--- Extract to read ---

When you look at the rising costs of production and exploration for companies in the mining sector, you quickly come to understand just how risky many of them really are.
Take gold, for example.
On the producer side, Barrick Gold, one of the world’s largest and lowest-cost gold producers, is expected to have an all-in-sustaining-cost per ounce of US$750 – $790 in 2016.
On the development side, the costs associated with getting a mine up and running are often astronomically high, with many costing hundreds of millions – sometimes billions – of dollars just to get started.
I haven’t even begun to talk about how much it costs just to find gold in the ground. This process on its own often costs millions upon millions of dollars and doesn’t even guarantee that you’ll find a deposit that can make money.
It is difficult to emphasize just how much money and work it takes to produce an ounce of gold. Which is precisely why many mines have shut down and why many gold producers have spent the last few years cutting costs.
But that’s precisely what makes what I am about to tell you so special.
Proof is in the PEA
Just this morning, K92 Mining Inc. (TSX-V: KNT) (OTCQB: KNTNF) released an important Preliminary Economic Assessment (PEA)* on its Kora gold deposit.
(* The PEA is preliminary in nature and includes inferred mineral resources that are considered too speculative geologically to have the economic considerations applied to them that would enable them to be categorized as mineral reserves, and there is no certainty that the PEA will be realized.)

--- Available data ---

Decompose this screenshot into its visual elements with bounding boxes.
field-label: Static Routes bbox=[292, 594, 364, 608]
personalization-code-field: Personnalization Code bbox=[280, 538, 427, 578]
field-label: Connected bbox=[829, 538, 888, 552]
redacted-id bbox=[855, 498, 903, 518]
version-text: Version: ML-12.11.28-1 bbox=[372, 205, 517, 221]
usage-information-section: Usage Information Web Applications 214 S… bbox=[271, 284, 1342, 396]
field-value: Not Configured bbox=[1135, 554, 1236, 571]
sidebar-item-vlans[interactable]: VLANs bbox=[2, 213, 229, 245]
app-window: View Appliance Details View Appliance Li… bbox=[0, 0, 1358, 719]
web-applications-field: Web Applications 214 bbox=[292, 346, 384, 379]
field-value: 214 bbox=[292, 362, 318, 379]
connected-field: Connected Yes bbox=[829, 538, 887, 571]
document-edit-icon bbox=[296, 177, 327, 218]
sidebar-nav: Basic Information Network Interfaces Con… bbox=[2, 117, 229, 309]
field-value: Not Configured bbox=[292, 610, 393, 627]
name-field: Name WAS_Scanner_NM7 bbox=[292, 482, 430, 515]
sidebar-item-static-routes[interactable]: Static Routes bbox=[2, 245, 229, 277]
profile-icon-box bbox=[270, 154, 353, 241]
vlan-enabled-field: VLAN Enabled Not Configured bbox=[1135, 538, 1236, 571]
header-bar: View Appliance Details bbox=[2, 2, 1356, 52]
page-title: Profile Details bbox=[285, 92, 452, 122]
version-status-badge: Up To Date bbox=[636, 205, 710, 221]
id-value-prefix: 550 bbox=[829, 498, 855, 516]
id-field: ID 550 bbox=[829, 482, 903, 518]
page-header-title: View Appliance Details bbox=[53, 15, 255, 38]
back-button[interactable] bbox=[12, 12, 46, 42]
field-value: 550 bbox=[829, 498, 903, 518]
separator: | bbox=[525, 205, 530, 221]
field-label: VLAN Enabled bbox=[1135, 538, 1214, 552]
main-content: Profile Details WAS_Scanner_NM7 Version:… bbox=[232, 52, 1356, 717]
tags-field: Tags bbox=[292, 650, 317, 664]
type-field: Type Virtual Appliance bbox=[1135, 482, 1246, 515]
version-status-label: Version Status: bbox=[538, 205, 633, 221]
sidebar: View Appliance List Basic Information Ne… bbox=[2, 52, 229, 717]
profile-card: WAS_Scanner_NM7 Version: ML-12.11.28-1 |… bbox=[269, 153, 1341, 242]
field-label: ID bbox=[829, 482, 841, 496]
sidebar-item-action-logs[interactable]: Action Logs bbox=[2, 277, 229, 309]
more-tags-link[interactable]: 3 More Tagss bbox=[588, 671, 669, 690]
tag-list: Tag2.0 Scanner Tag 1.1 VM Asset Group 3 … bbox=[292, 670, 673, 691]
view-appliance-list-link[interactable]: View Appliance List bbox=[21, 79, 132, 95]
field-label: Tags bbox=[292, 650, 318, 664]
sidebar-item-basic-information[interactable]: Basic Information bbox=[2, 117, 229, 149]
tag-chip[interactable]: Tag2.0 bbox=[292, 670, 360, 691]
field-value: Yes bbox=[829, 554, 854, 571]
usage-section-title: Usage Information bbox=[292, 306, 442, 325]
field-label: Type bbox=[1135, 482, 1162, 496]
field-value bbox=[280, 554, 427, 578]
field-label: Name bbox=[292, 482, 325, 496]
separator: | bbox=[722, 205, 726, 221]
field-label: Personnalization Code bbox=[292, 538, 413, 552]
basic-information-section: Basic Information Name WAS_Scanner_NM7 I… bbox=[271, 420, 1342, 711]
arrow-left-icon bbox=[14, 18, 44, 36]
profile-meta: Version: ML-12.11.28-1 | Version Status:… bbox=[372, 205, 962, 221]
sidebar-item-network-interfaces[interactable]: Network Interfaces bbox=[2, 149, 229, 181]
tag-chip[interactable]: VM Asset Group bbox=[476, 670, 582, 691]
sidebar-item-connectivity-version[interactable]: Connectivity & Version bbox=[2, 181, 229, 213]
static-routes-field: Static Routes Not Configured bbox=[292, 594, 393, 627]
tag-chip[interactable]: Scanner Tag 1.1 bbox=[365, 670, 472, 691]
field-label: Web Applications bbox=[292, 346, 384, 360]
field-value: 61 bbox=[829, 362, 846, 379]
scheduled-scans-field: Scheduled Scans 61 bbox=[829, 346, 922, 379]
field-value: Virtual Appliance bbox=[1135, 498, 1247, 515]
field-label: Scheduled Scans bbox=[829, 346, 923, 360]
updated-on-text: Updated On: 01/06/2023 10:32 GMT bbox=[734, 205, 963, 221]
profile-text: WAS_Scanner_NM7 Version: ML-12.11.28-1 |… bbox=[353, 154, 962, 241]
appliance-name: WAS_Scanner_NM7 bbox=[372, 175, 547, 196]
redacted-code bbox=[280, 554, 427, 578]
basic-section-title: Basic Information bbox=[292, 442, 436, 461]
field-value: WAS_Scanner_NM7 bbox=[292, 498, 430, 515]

---

[Problems and tasks]
(a) Extract the gold mining article in full, word for word.
(b) Reproduce only the stretch of the listing from its start through the line containing "sidebar-nav: Basic Information", switching "Web Applications" to "Web Apps" and leaving everything else unchanged.
The gold mining article and the listing come from unrelated sources.

[Solutions for each task]
(a)
When you look at the rising costs of production and exploration for companies in the mining sector, you quickly come to understand just how risky many of them really are.
Take gold, for example.
On the producer side, Barrick Gold, one of the world’s largest and lowest-cost gold producers, is expected to have an all-in-sustaining-cost per ounce of US$750 – $790 in 2016.
On the development side, the costs associated with getting a mine up and running are often astronomically high, with many costing hundreds of millions – sometimes billions – of dollars just to get started.
I haven’t even begun to talk about how much it costs just to find gold in the ground. This process on its own often costs millions upon millions of dollars and doesn’t even guarantee that you’ll find a deposit that can make money.
It is difficult to emphasize just how much money and work it takes to produce an ounce of gold. Which is precisely why many mines have shut down and why many gold producers have spent the last few years cutting costs.
But that’s precisely what makes what I am about to tell you so special.
Proof is in the PEA
Just this morning, K92 Mining Inc. (TSX-V: KNT) (OTCQB: KNTNF) released an important Preliminary Economic Assessment (PEA)* on its Kora gold deposit.
(* The PEA is preliminary in nature and includes inferred mineral resources that are considered too speculative geologically to have the economic considerations applied to them that would enable them to be categorized as mineral reserves, and there is no certainty that the PEA will be realized.)

(b)
Decompose this screenshot into its visual elements with bounding boxes.
field-label: Static Routes bbox=[292, 594, 364, 608]
personalization-code-field: Personnalization Code bbox=[280, 538, 427, 578]
field-label: Connected bbox=[829, 538, 888, 552]
redacted-id bbox=[855, 498, 903, 518]
version-text: Version: ML-12.11.28-1 bbox=[372, 205, 517, 221]
usage-information-section: Usage Information Web Apps 214 S… bbox=[271, 284, 1342, 396]
field-value: Not Configured bbox=[1135, 554, 1236, 571]
sidebar-item-vlans[interactable]: VLANs bbox=[2, 213, 229, 245]
app-window: View Appliance Details View Appliance Li… bbox=[0, 0, 1358, 719]
web-applications-field: Web Apps 214 bbox=[292, 346, 384, 379]
field-value: 214 bbox=[292, 362, 318, 379]
connected-field: Connected Yes bbox=[829, 538, 887, 571]
document-edit-icon bbox=[296, 177, 327, 218]
sidebar-nav: Basic Information Network Interfaces Con… bbox=[2, 117, 229, 309]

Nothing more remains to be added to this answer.